== Task to carry out ==
Give every line of the data again, unchanged, but with no pictures.

--- Provided information ---

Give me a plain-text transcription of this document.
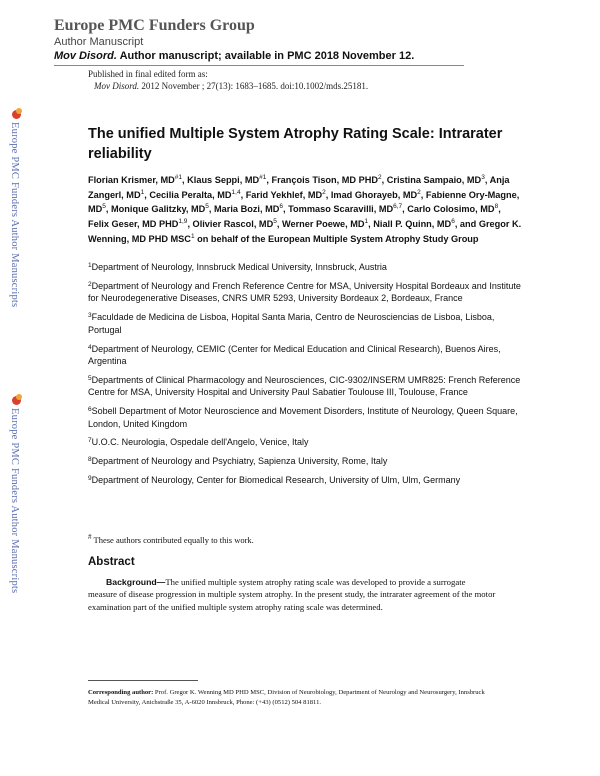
Europe PMC Funders Author Manuscripts
Europe PMC Funders Author Manuscripts
Europe PMC Funders Group
Author Manuscript
Mov Disord. Author manuscript; available in PMC 2018 November 12.
Published in final edited form as:
Mov Disord. 2012 November ; 27(13): 1683–1685. doi:10.1002/mds.25181.
The unified Multiple System Atrophy Rating Scale: Intrarater reliability
Florian Krismer, MD$^{\#1}$, Klaus Seppi, MD$^{\#1}$, François Tison, MD PHD$^2$, Cristina Sampaio, $MD^3$, Anja Zangerl, $MD^1$, Cecilia Peralta, MD$^{1,4}$, Farid Yekhlef, $MD^2$, Imad Ghorayeb, $MD^2$, Fabienne Ory-Magne, $MD^5$, Monique Galitzky, $MD^5$, Maria Bozi, $MD^6$, Tommaso Scaravilli, MD$^{6,7}$, Carlo Colosimo, $MD^8$, Felix Geser, MD PHD$^{1,9}$, Olivier Rascol, $MD^5$, Werner Poewe, $MD^1$, Niall P. Quinn, $MD^6$, and Gregor K. Wenning, MD PHD MSC$^1$ on behalf of the European Multiple System Atrophy Study Group
$^1$Department of Neurology, Innsbruck Medical University, Innsbruck, Austria
$^2$Department of Neurology and French Reference Centre for MSA, University Hospital Bordeaux and Institute for Neurodegenerative Diseases, CNRS UMR 5293, University Bordeaux 2, Bordeaux, France
$^3$Faculdade de Medicina de Lisboa, Hopital Santa Maria, Centro de Neurosciencias de Lisboa, Lisboa, Portugal
$^4$Department of Neurology, CEMIC (Center for Medical Education and Clinical Research), Buenos Aires, Argentina
$^5$Departments of Clinical Pharmacology and Neurosciences, CIC-9302/INSERM UMR825: French Reference Centre for MSA, University Hospital and University Paul Sabatier Toulouse III, Toulouse, France
$^6$Sobell Department of Motor Neuroscience and Movement Disorders, Institute of Neurology, Queen Square, London, United Kingdom
$^7$U.O.C. Neurologia, Ospedale dell'Angelo, Venice, Italy
$^8$Department of Neurology and Psychiatry, Sapienza University, Rome, Italy
$^9$Department of Neurology, Center for Biomedical Research, University of Ulm, Ulm, Germany
# These authors contributed equally to this work.
Abstract
Background—The unified multiple system atrophy rating scale was developed to provide a surrogate measure of disease progression in multiple system atrophy. In the present study, the intrarater agreement of the motor examination part of the unified multiple system atrophy rating scale was determined.
Corresponding author: Prof. Gregor K. Wenning MD PHD MSC, Division of Neurobiology, Department of Neurology and Neurosurgery, Innsbruck Medical University, Anichstraße 35, A-6020 Innsbruck, Phone: (+43) (0512) 504 81811.
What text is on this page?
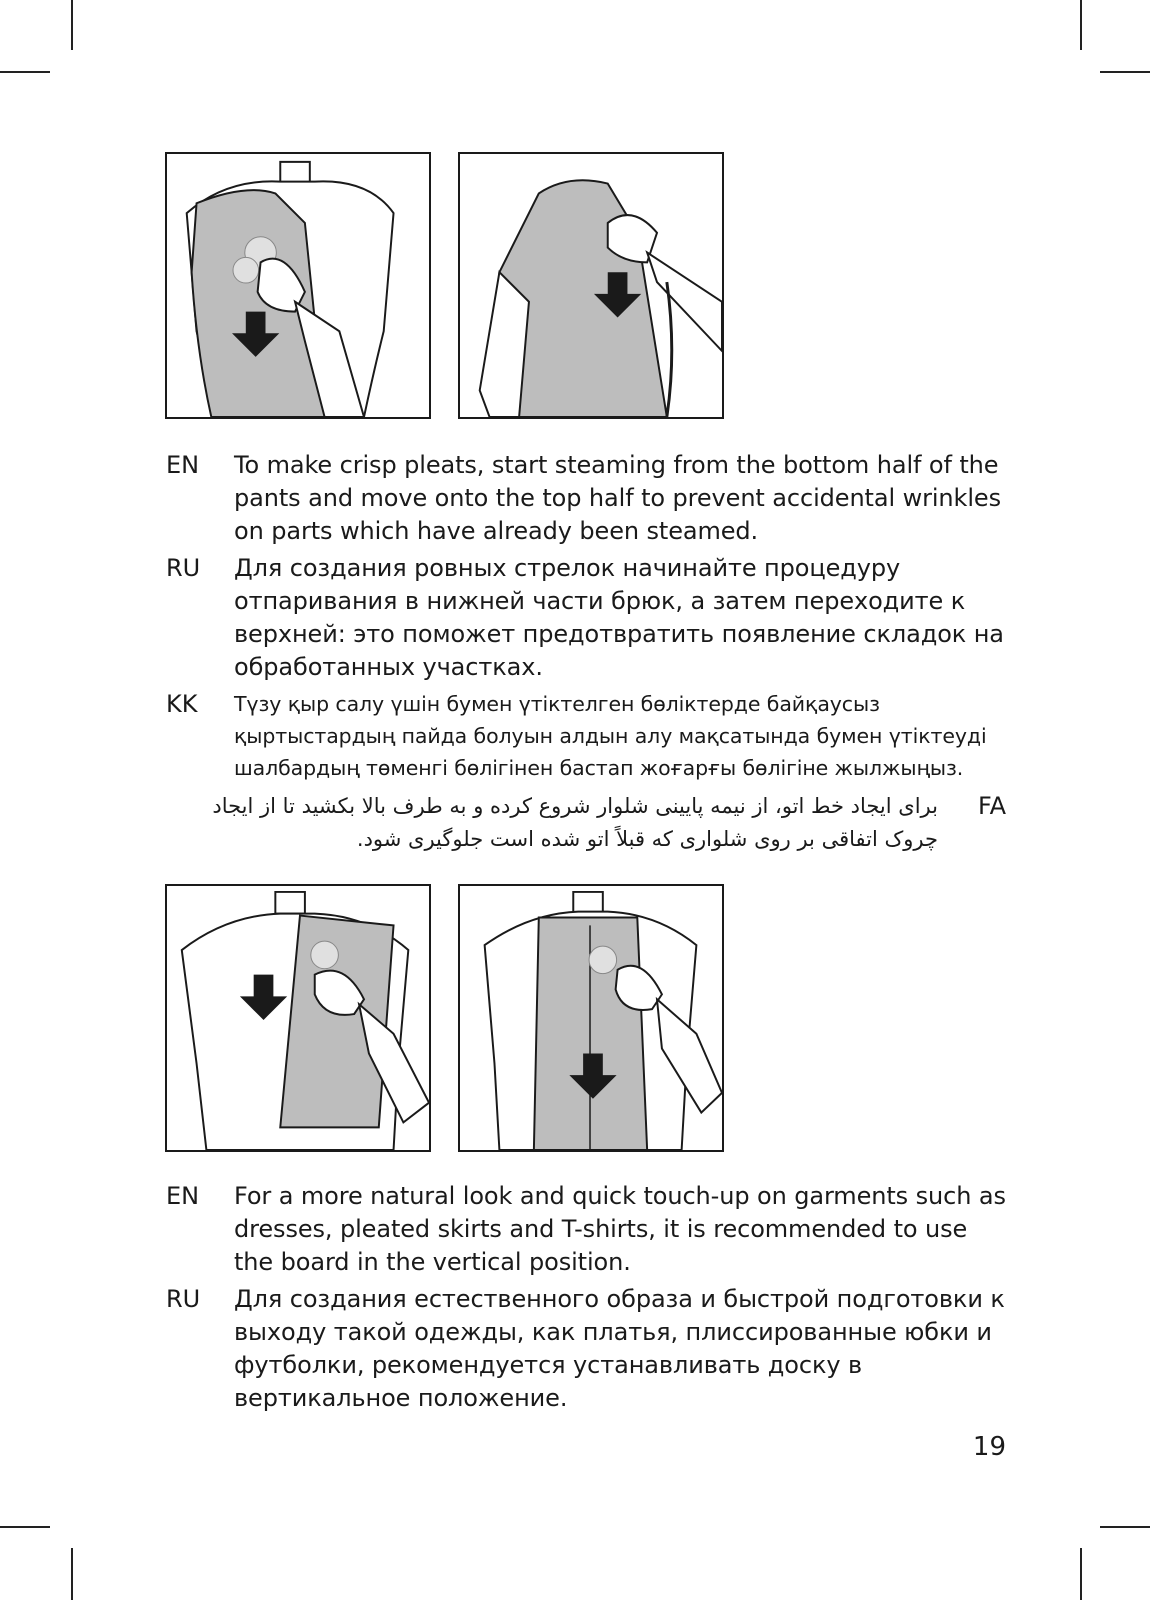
EN	To make crisp pleats, start steaming from the bottom half of the pants and move onto the top half to prevent accidental wrinkles on parts which have already been steamed.
RU	Для создания ровных стрелок начинайте процедуру отпаривания в нижней части брюк, а затем переходите к верхней: это поможет предотвратить появление складок на обработанных участках.
KK	Түзу қыр салу үшін бумен үтіктелген бөліктерде байқаусыз қыртыстардың пайда болуын алдын алу мақсатында бумен үтіктеуді шалбардың төменгі бөлігінен бастап жоғарғы бөлігіне жылжыңыз.
برای ایجاد خط اتو، از نیمه پایینی شلوار شروع کرده و به طرف بالا بکشید تا از ایجاد چروک اتفاقی بر روی شلواری که قبلاً اتو شده است جلوگیری شود.
FA
EN	For a more natural look and quick touch-up on garments such as dresses, pleated skirts and T-shirts, it is recommended to use the board in the vertical position.
RU	Для создания естественного образа и быстрой подготовки к выходу такой одежды, как платья, плиссированные юбки и футболки, рекомендуется устанавливать доску в вертикальное положение.
19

---

== Result ==
Give me a plain-text transcription of this document.
Europe PMC Funders Author Manuscripts
Europe PMC Funders Author Manuscripts
Europe PMC Funders Group
Author Manuscript
Mov Disord. Author manuscript; available in PMC 2018 November 12.
Published in final edited form as:
Mov Disord. 2012 November ; 27(13): 1683–1685. doi:10.1002/mds.25181.
The unified Multiple System Atrophy Rating Scale: Intrarater reliability
Florian Krismer, MD$^{\#1}$, Klaus Seppi, MD$^{\#1}$, François Tison, MD PHD$^2$, Cristina Sampaio, $MD^3$, Anja Zangerl, $MD^1$, Cecilia Peralta, MD$^{1,4}$, Farid Yekhlef, $MD^2$, Imad Ghorayeb, $MD^2$, Fabienne Ory-Magne, $MD^5$, Monique Galitzky, $MD^5$, Maria Bozi, $MD^6$, Tommaso Scaravilli, MD$^{6,7}$, Carlo Colosimo, $MD^8$, Felix Geser, MD PHD$^{1,9}$, Olivier Rascol, $MD^5$, Werner Poewe, $MD^1$, Niall P. Quinn, $MD^6$, and Gregor K. Wenning, MD PHD MSC$^1$ on behalf of the European Multiple System Atrophy Study Group
$^1$Department of Neurology, Innsbruck Medical University, Innsbruck, Austria
$^2$Department of Neurology and French Reference Centre for MSA, University Hospital Bordeaux and Institute for Neurodegenerative Diseases, CNRS UMR 5293, University Bordeaux 2, Bordeaux, France
$^3$Faculdade de Medicina de Lisboa, Hopital Santa Maria, Centro de Neurosciencias de Lisboa, Lisboa, Portugal
$^4$Department of Neurology, CEMIC (Center for Medical Education and Clinical Research), Buenos Aires, Argentina
$^5$Departments of Clinical Pharmacology and Neurosciences, CIC-9302/INSERM UMR825: French Reference Centre for MSA, University Hospital and University Paul Sabatier Toulouse III, Toulouse, France
$^6$Sobell Department of Motor Neuroscience and Movement Disorders, Institute of Neurology, Queen Square, London, United Kingdom
$^7$U.O.C. Neurologia, Ospedale dell'Angelo, Venice, Italy
$^8$Department of Neurology and Psychiatry, Sapienza University, Rome, Italy
$^9$Department of Neurology, Center for Biomedical Research, University of Ulm, Ulm, Germany
# These authors contributed equally to this work.
Abstract
Background—The unified multiple system atrophy rating scale was developed to provide a surrogate measure of disease progression in multiple system atrophy. In the present study, the intrarater agreement of the motor examination part of the unified multiple system atrophy rating scale was determined.
Corresponding author: Prof. Gregor K. Wenning MD PHD MSC, Division of Neurobiology, Department of Neurology and Neurosurgery, Innsbruck Medical University, Anichstraße 35, A-6020 Innsbruck, Phone: (+43) (0512) 504 81811.
What text is on this page?
EN	To make crisp pleats, start steaming from the bottom half of the pants and move onto the top half to prevent accidental wrinkles on parts which have already been steamed.
RU	Для создания ровных стрелок начинайте процедуру отпаривания в нижней части брюк, а затем переходите к верхней: это поможет предотвратить появление складок на обработанных участках.
KK	Түзу қыр салу үшін бумен үтіктелген бөліктерде байқаусыз қыртыстардың пайда болуын алдын алу мақсатында бумен үтіктеуді шалбардың төменгі бөлігінен бастап жоғарғы бөлігіне жылжыңыз.
برای ایجاد خط اتو، از نیمه پایینی شلوار شروع کرده و به طرف بالا بکشید تا از ایجاد چروک اتفاقی بر روی شلواری که قبلاً اتو شده است جلوگیری شود.
FA
EN	For a more natural look and quick touch-up on garments such as dresses, pleated skirts and T-shirts, it is recommended to use the board in the vertical position.
RU	Для создания естественного образа и быстрой подготовки к выходу такой одежды, как платья, плиссированные юбки и футболки, рекомендуется устанавливать доску в вертикальное положение.
19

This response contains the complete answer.